**SUPPLIED MATERIAL:**

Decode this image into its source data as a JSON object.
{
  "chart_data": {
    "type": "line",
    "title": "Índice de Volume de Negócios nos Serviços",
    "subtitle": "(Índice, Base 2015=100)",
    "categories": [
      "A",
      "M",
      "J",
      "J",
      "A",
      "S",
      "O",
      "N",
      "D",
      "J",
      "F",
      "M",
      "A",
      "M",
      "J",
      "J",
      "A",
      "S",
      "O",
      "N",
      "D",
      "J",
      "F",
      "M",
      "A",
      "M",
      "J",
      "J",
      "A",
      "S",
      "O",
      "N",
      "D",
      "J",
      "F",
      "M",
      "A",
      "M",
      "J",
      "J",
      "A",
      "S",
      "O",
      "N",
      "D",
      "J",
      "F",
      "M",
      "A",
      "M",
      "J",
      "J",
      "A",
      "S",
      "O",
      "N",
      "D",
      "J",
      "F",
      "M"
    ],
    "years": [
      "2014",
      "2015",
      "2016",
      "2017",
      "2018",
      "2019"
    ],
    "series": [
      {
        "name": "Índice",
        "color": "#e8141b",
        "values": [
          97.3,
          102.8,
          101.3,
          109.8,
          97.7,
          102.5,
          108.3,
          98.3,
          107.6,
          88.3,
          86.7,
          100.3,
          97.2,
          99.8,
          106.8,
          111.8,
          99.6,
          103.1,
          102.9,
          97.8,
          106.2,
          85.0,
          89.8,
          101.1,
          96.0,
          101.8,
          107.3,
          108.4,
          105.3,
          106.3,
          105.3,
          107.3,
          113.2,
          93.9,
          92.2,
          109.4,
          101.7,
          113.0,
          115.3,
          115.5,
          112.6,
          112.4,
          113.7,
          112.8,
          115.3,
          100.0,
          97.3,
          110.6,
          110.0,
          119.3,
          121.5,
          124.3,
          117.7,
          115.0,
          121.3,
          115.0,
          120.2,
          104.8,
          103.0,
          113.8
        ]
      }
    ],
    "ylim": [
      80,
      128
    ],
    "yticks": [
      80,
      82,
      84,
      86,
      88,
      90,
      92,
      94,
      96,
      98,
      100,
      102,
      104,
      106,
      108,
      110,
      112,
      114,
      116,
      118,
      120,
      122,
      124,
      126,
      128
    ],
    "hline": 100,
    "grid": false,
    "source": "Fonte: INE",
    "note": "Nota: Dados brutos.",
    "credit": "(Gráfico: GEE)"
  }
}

**DIRECTIONS:**
Your task is to list each line of the records with the word "source".

**TASK RESULT:**
Decode this image into its source data as a JSON object.
    "source": "Fonte: INE",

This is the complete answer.